• **Exercise**
Copy every line in which the string "text" occurs.

++++++

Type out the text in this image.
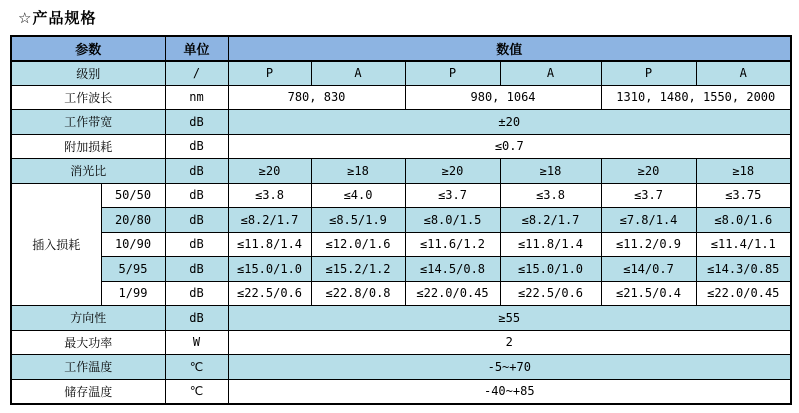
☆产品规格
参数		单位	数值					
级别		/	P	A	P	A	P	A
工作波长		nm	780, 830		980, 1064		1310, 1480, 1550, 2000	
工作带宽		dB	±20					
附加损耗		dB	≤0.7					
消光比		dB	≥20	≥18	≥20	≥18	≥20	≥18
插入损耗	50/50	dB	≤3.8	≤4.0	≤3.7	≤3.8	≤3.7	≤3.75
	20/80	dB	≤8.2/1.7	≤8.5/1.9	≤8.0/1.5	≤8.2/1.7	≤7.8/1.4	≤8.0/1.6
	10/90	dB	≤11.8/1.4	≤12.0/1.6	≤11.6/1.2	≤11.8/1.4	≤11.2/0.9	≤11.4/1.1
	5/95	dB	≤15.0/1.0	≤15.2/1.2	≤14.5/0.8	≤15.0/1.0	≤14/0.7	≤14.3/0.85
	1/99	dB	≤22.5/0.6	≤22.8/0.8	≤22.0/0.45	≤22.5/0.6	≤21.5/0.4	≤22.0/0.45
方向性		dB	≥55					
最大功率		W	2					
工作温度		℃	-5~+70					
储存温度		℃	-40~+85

++++++

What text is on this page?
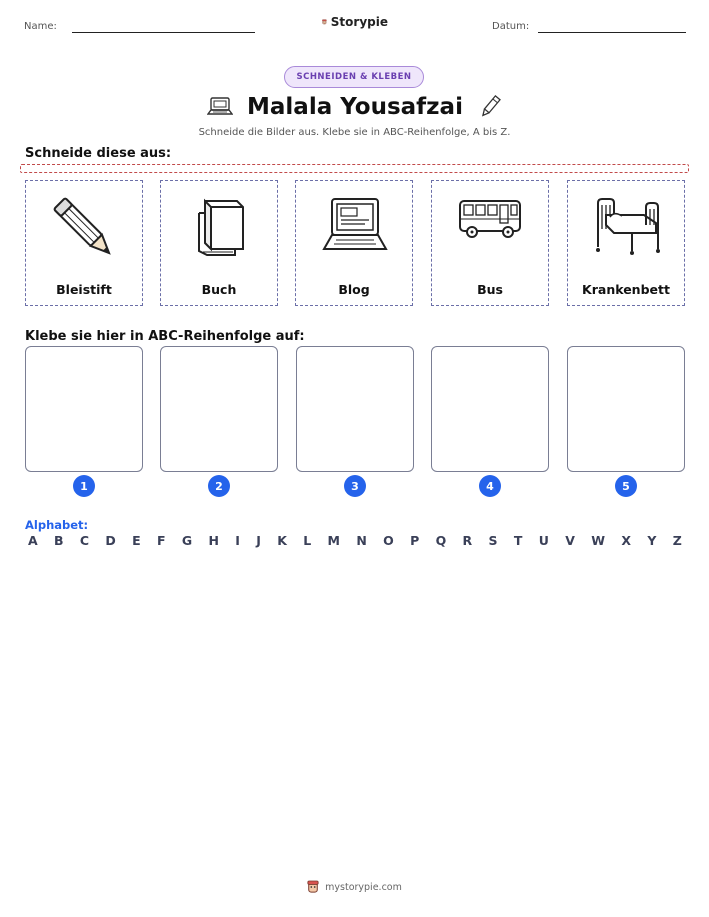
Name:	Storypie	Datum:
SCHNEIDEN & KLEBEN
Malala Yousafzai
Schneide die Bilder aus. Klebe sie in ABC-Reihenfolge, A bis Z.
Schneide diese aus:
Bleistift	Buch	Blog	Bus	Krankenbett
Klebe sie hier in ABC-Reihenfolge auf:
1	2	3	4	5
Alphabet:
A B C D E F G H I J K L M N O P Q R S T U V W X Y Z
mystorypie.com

++++++

• **Response**
Type out the text in this image.
What text is on this page?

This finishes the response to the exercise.